Exercise text Block Start

Hackers collect significant account details from Blizzard servers

Логотип Blizzard"Even when you are in the business of fun, not every week ends up being fun," Blizzard President Mike Morhaime wrote today as he told the world about a security breach that has compromised a significant amount of users' Battle.net account details.

The breach reportedly includes a list of valid Battle.net e-mail addresses, cryptographically hashed passwords, answers to personal security questions, and information about mobile and dial-in two-factor authentication. Billing information—including credit card numbers, addresses, and real names—appear to be safe at this point in the investigation, the company said. The attack affected Blizzard's North American servers, which are used by players in North America, Latin America, Australia, New Zealand and Southeast Asia.

The passwords collected are protected using the Secure Remote Password protocol, Blizzard says, making it extremely unlikely that they can be used to gain unauthorized account access. These "salted" passwords will have to be deciphered individually to be usable, a painstakingly slow process which makes the passwords much more secure than the "unsalted" passwords revealed in recent high-profile hacks for sites like eHarmony and LinkedIn. Those were protected by simple SHA-1 and MD5 cryptographic hashes, respectively.

Exercise text Block End
Exercise data Block Start

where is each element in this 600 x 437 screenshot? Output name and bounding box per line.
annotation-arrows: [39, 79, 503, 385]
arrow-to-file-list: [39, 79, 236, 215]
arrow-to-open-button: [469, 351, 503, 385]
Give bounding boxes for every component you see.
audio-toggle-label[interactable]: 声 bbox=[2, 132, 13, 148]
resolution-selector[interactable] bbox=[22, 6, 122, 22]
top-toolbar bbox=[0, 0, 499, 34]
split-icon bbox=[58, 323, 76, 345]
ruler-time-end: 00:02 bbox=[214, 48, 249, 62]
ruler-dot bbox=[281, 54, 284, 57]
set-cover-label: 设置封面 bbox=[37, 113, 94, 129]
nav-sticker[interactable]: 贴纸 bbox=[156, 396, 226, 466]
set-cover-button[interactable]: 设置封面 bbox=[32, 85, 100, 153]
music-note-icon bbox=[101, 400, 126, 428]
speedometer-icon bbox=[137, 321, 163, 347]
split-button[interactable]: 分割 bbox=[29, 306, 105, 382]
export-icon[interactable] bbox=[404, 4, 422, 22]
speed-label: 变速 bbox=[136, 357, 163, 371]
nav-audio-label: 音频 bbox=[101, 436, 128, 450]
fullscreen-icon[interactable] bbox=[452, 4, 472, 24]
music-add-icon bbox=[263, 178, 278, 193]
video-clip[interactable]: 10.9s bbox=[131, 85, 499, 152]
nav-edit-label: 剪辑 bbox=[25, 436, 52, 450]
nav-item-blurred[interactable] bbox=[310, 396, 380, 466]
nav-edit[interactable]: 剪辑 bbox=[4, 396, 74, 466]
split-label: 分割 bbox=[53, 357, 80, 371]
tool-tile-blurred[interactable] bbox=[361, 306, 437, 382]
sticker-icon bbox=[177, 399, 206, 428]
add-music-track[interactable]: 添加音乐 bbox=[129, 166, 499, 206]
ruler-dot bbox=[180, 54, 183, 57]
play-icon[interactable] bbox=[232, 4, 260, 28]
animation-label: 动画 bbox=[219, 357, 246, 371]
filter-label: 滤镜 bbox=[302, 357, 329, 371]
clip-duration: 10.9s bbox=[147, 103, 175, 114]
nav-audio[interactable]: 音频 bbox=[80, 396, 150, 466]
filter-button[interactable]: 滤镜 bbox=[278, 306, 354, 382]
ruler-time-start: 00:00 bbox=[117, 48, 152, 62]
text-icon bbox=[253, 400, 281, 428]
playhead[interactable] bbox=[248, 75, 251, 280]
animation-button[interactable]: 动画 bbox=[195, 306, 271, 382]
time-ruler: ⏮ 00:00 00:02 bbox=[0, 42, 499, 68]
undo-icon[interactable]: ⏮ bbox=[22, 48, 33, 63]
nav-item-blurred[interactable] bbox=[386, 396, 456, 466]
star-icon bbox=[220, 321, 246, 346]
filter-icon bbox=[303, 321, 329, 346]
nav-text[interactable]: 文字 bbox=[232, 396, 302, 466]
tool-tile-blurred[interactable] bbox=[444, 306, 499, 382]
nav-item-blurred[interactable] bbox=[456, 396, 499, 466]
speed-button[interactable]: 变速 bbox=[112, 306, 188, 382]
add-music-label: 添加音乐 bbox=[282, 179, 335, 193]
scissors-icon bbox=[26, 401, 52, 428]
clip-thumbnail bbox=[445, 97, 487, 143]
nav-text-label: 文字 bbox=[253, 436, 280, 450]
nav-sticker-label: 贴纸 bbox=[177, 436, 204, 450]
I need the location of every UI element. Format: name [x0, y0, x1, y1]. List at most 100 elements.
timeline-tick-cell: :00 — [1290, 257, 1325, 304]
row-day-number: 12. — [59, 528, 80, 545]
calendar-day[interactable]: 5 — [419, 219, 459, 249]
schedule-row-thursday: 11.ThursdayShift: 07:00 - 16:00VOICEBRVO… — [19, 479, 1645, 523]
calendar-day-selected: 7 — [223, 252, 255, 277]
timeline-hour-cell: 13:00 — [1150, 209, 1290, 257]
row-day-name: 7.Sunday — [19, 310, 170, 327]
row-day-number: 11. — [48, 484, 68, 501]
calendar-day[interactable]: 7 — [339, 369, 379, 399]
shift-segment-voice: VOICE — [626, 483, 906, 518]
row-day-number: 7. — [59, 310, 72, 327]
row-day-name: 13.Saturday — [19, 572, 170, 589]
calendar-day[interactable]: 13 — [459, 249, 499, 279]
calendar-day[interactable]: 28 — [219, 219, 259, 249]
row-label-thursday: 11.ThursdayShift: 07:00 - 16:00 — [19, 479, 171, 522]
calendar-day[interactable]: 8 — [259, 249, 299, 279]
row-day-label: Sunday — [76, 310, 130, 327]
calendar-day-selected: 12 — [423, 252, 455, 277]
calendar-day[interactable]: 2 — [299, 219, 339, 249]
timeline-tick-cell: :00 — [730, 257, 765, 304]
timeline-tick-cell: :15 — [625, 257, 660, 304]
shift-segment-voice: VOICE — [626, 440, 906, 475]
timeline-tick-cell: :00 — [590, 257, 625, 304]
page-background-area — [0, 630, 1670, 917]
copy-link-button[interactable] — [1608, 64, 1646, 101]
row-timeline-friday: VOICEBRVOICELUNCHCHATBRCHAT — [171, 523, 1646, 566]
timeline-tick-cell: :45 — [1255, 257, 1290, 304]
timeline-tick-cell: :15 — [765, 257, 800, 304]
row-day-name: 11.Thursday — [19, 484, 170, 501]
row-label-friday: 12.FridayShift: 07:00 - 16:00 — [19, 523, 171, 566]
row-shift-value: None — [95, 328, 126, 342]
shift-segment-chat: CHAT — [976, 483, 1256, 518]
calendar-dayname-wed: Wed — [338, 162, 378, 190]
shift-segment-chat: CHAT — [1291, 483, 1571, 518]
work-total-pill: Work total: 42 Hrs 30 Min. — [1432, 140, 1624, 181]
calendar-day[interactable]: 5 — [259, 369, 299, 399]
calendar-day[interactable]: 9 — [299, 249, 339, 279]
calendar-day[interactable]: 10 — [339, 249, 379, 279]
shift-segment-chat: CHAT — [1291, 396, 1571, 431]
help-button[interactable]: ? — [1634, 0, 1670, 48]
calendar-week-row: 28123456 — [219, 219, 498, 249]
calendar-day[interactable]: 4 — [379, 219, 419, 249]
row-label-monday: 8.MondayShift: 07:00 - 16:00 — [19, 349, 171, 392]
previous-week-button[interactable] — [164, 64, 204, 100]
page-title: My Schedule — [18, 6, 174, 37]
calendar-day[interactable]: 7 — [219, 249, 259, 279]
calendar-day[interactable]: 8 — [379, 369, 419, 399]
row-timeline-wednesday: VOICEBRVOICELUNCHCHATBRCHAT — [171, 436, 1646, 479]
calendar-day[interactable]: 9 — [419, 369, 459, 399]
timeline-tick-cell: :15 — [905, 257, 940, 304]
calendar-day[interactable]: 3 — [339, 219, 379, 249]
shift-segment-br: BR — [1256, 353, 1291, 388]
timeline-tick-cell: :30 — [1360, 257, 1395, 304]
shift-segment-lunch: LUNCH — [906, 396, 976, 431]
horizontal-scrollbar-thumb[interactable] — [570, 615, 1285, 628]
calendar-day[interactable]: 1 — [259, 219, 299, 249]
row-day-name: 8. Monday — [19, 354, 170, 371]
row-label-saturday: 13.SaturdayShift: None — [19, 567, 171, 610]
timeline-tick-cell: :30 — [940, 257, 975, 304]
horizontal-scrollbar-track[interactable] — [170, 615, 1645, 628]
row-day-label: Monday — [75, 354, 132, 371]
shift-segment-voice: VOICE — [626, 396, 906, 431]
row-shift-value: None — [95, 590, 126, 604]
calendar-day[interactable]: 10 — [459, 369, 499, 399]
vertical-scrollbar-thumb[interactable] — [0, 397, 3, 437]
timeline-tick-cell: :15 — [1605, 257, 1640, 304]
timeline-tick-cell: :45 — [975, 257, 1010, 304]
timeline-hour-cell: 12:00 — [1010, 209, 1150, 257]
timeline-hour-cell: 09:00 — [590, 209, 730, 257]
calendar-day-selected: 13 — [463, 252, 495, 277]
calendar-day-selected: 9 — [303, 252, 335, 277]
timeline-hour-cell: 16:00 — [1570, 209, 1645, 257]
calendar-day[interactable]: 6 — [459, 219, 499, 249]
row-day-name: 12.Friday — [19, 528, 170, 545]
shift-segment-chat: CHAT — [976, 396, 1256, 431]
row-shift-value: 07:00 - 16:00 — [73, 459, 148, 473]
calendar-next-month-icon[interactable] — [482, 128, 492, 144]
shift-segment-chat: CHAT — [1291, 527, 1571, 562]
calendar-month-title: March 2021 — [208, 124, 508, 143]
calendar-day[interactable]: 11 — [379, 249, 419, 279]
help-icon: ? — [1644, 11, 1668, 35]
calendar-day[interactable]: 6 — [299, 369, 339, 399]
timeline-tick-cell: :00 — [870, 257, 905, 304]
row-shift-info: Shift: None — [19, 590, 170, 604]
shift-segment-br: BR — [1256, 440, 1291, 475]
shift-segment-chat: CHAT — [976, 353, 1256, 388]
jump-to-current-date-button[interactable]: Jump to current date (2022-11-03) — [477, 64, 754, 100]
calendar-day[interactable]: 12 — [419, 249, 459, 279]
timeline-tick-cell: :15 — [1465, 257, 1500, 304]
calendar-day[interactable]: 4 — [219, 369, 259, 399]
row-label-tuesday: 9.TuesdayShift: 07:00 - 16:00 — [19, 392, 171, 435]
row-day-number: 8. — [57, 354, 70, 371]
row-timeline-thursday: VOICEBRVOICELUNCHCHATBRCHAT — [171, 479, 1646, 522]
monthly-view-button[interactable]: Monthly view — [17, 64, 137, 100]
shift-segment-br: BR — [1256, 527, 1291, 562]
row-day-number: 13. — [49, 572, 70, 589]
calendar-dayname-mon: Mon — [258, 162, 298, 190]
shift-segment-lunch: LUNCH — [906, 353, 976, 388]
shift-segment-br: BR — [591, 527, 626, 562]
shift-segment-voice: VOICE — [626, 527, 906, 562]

Exercise data Block End

§ **Study questions**
• A. According to the article on the Blizzard security breach, which protocol protects the collected passwords?
• B. Set down the stretch of the Blizzard breach article from "The passwords collected" through "cryptographic hashes, respectively.", word for word.

§ **Answers for the tasks**
• A. The Secure Remote Password protocol.

• B.
The passwords collected are protected using the Secure Remote Password protocol, Blizzard says, making it extremely unlikely that they can be used to gain unauthorized account access. These "salted" passwords will have to be deciphered individually to be usable, a painstakingly slow process which makes the passwords much more secure than the "unsalted" passwords revealed in recent high-profile hacks for sites like eHarmony and LinkedIn. Those were protected by simple SHA-1 and MD5 cryptographic hashes, respectively.